== INFORMATION GIVEN

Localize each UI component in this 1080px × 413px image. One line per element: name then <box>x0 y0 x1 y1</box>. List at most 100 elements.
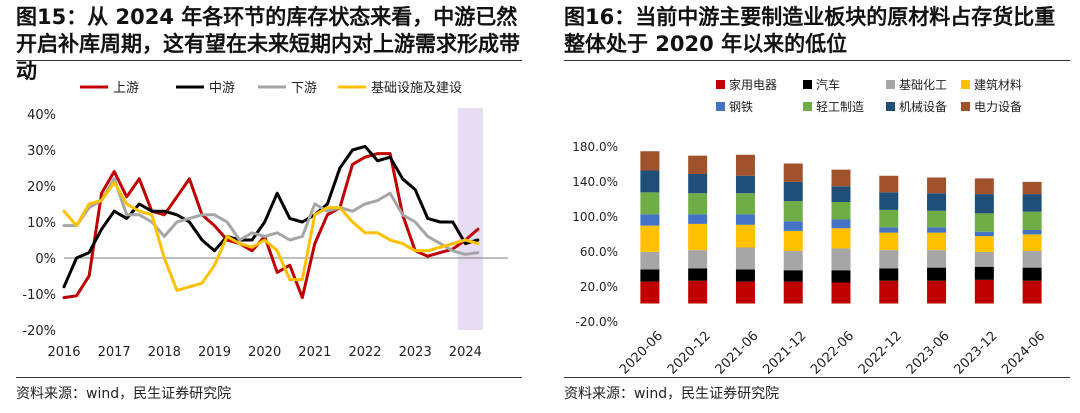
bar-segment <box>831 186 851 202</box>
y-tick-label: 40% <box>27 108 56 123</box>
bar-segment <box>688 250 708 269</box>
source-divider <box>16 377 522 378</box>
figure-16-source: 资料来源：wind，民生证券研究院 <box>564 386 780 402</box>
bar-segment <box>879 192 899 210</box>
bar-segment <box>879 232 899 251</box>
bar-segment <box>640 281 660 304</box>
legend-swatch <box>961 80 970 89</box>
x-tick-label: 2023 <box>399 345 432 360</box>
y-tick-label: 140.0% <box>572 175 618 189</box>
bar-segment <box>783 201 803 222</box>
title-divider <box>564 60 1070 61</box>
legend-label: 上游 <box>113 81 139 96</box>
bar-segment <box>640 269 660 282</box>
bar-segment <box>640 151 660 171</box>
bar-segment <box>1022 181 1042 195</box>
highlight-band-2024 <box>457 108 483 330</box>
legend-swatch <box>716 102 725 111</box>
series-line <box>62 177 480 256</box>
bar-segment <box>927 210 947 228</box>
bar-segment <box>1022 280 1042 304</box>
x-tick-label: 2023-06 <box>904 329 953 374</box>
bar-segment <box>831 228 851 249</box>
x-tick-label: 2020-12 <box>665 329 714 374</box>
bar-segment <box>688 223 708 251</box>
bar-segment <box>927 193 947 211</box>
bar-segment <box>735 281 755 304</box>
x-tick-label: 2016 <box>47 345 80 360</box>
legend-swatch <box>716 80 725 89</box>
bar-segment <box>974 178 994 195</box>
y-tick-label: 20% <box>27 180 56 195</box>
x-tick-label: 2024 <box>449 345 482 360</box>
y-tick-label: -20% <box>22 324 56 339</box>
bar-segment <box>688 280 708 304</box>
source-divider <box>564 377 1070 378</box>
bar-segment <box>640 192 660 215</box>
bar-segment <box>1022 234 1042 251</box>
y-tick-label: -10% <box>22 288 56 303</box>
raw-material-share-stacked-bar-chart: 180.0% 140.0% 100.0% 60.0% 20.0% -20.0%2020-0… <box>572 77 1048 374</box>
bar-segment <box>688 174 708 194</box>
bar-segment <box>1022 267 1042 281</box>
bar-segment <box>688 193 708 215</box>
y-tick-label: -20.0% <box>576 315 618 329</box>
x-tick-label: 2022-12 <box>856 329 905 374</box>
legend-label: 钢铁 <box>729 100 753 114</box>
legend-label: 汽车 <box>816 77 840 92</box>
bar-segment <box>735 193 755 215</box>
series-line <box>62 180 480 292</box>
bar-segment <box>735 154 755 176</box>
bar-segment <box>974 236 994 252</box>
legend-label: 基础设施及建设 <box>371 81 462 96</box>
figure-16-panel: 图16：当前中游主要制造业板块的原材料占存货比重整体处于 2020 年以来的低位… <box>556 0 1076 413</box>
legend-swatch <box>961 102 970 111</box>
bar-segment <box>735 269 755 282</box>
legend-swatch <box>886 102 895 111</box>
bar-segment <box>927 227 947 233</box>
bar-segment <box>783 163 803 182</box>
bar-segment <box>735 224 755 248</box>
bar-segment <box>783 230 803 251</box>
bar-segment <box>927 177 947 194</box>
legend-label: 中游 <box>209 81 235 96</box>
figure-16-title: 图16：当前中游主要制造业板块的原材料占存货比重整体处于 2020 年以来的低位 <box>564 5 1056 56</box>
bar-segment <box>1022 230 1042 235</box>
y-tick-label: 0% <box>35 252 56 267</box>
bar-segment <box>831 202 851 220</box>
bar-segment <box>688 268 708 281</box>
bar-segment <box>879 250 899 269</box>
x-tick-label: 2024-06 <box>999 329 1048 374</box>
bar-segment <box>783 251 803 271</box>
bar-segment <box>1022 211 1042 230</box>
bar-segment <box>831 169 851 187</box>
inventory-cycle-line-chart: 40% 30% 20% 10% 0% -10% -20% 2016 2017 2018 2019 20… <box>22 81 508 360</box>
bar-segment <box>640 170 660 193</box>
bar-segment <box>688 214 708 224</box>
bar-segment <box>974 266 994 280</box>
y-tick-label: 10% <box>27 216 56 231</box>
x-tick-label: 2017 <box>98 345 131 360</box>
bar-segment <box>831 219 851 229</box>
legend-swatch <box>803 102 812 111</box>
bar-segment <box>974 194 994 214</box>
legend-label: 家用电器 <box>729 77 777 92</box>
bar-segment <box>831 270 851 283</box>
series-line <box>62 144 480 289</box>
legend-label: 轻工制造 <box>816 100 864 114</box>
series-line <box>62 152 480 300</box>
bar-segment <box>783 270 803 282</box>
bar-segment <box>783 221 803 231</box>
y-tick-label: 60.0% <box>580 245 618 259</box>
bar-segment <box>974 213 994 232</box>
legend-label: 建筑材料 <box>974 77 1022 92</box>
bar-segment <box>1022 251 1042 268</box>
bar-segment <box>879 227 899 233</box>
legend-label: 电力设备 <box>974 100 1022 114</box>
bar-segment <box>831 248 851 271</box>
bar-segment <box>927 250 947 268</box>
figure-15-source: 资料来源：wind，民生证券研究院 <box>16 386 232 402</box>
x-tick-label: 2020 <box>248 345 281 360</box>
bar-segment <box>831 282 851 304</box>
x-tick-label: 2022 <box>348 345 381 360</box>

====

DESCRIPTION OF THE TASK: Copy out the listing above line for line, with no changes, and leave out the picture.

EXERCISE ANSWER:
Localize each UI component in this 1080px × 413px image. One line per element: name then <box>x0 y0 x1 y1</box>. List at most 100 elements.
bar-segment <box>831 186 851 202</box>
y-tick-label: 40% <box>27 108 56 123</box>
bar-segment <box>688 250 708 269</box>
source-divider <box>16 377 522 378</box>
figure-16-source: 资料来源：wind，民生证券研究院 <box>564 386 780 402</box>
bar-segment <box>879 192 899 210</box>
bar-segment <box>879 232 899 251</box>
bar-segment <box>640 281 660 304</box>
legend-swatch <box>961 80 970 89</box>
x-tick-label: 2023 <box>399 345 432 360</box>
y-tick-label: 140.0% <box>572 175 618 189</box>
bar-segment <box>783 201 803 222</box>
title-divider <box>564 60 1070 61</box>
legend-label: 上游 <box>113 81 139 96</box>
bar-segment <box>640 269 660 282</box>
bar-segment <box>640 151 660 171</box>
bar-segment <box>1022 181 1042 195</box>
highlight-band-2024 <box>457 108 483 330</box>
legend-swatch <box>716 102 725 111</box>
series-line <box>62 177 480 256</box>
bar-segment <box>927 210 947 228</box>
bar-segment <box>1022 280 1042 304</box>
x-tick-label: 2023-06 <box>904 329 953 374</box>
bar-segment <box>831 228 851 249</box>
x-tick-label: 2020-12 <box>665 329 714 374</box>
bar-segment <box>688 223 708 251</box>
bar-segment <box>927 193 947 211</box>
bar-segment <box>735 281 755 304</box>
x-tick-label: 2016 <box>47 345 80 360</box>
legend-swatch <box>716 80 725 89</box>
bar-segment <box>974 178 994 195</box>
y-tick-label: 20% <box>27 180 56 195</box>
x-tick-label: 2024 <box>449 345 482 360</box>
y-tick-label: -20% <box>22 324 56 339</box>
bar-segment <box>688 280 708 304</box>
source-divider <box>564 377 1070 378</box>
bar-segment <box>640 192 660 215</box>
bar-segment <box>1022 234 1042 251</box>
y-tick-label: -10% <box>22 288 56 303</box>
raw-material-share-stacked-bar-chart: 180.0% 140.0% 100.0% 60.0% 20.0% -20.0%2020-0… <box>572 77 1048 374</box>
bar-segment <box>688 174 708 194</box>
bar-segment <box>1022 267 1042 281</box>
bar-segment <box>688 193 708 215</box>
y-tick-label: -20.0% <box>576 315 618 329</box>
x-tick-label: 2022-12 <box>856 329 905 374</box>
legend-label: 钢铁 <box>729 100 753 114</box>
legend-label: 汽车 <box>816 77 840 92</box>
bar-segment <box>735 193 755 215</box>
series-line <box>62 180 480 292</box>
bar-segment <box>735 154 755 176</box>
bar-segment <box>974 236 994 252</box>
legend-label: 基础设施及建设 <box>371 81 462 96</box>
figure-16-panel: 图16：当前中游主要制造业板块的原材料占存货比重整体处于 2020 年以来的低位… <box>556 0 1076 413</box>
legend-swatch <box>961 102 970 111</box>
bar-segment <box>735 269 755 282</box>
legend-swatch <box>886 102 895 111</box>
bar-segment <box>927 227 947 233</box>
bar-segment <box>783 163 803 182</box>
bar-segment <box>735 224 755 248</box>
bar-segment <box>783 230 803 251</box>
bar-segment <box>927 177 947 194</box>
legend-label: 中游 <box>209 81 235 96</box>
figure-16-title: 图16：当前中游主要制造业板块的原材料占存货比重整体处于 2020 年以来的低位 <box>564 5 1056 56</box>
bar-segment <box>1022 230 1042 235</box>
y-tick-label: 0% <box>35 252 56 267</box>
bar-segment <box>831 202 851 220</box>
bar-segment <box>688 268 708 281</box>
bar-segment <box>879 250 899 269</box>
x-tick-label: 2024-06 <box>999 329 1048 374</box>
bar-segment <box>783 251 803 271</box>
bar-segment <box>1022 211 1042 230</box>
bar-segment <box>831 169 851 187</box>
inventory-cycle-line-chart: 40% 30% 20% 10% 0% -10% -20% 2016 2017 2018 2019 20… <box>22 81 508 360</box>
bar-segment <box>640 170 660 193</box>
bar-segment <box>688 214 708 224</box>
bar-segment <box>974 266 994 280</box>
y-tick-label: 10% <box>27 216 56 231</box>
x-tick-label: 2017 <box>98 345 131 360</box>
bar-segment <box>831 219 851 229</box>
legend-swatch <box>803 102 812 111</box>
bar-segment <box>974 194 994 214</box>
legend-label: 家用电器 <box>729 77 777 92</box>
bar-segment <box>831 270 851 283</box>
series-line <box>62 144 480 289</box>
legend-label: 轻工制造 <box>816 100 864 114</box>
series-line <box>62 152 480 300</box>
bar-segment <box>783 270 803 282</box>
bar-segment <box>783 221 803 231</box>
y-tick-label: 60.0% <box>580 245 618 259</box>
bar-segment <box>974 213 994 232</box>
legend-label: 建筑材料 <box>974 77 1022 92</box>
bar-segment <box>1022 251 1042 268</box>
bar-segment <box>879 227 899 233</box>
legend-label: 电力设备 <box>974 100 1022 114</box>
bar-segment <box>831 248 851 271</box>
bar-segment <box>927 250 947 268</box>
figure-15-source: 资料来源：wind，民生证券研究院 <box>16 386 232 402</box>
x-tick-label: 2020 <box>248 345 281 360</box>
bar-segment <box>831 282 851 304</box>
x-tick-label: 2022 <box>348 345 381 360</box>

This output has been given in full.